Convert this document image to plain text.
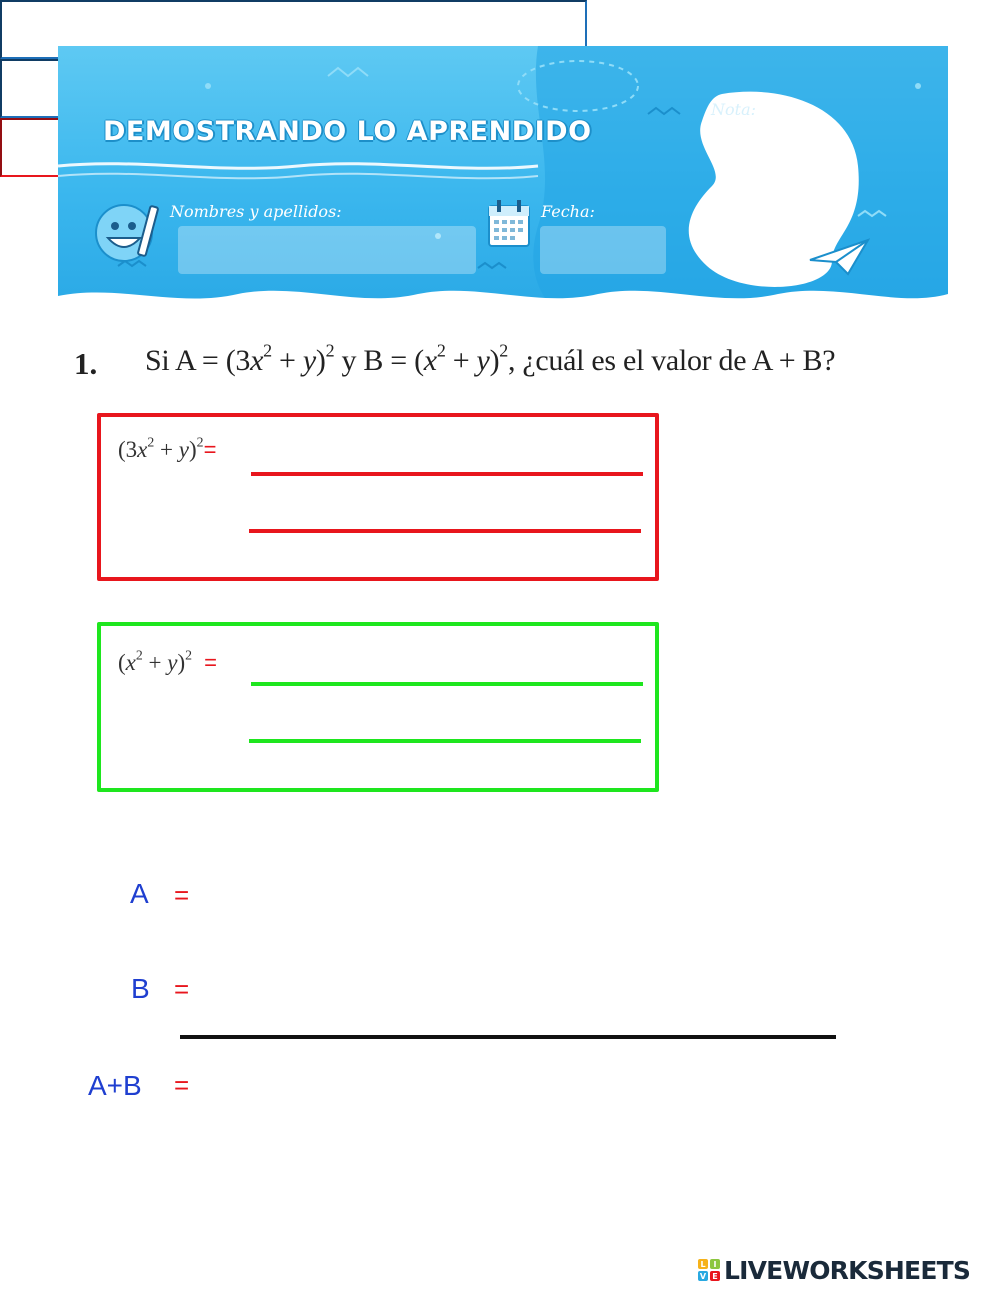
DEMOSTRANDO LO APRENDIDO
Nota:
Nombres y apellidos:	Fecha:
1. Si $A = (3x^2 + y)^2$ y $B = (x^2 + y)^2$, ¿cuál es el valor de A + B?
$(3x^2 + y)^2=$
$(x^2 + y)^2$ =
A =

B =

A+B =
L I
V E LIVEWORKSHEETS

━━━━━━

**GIVEN TASK**: All of the entries above should be copied exactly, except for the pictures.

**RESPONSE FOR THIS EXERCISE**:
Convert this document image to plain text.
DEMOSTRANDO LO APRENDIDO
Nota:
Nombres y apellidos:	Fecha:
1. Si $A = (3x^2 + y)^2$ y $B = (x^2 + y)^2$, ¿cuál es el valor de A + B?
$(3x^2 + y)^2=$
$(x^2 + y)^2$ =
A =

B =

A+B =
L I
V E LIVEWORKSHEETS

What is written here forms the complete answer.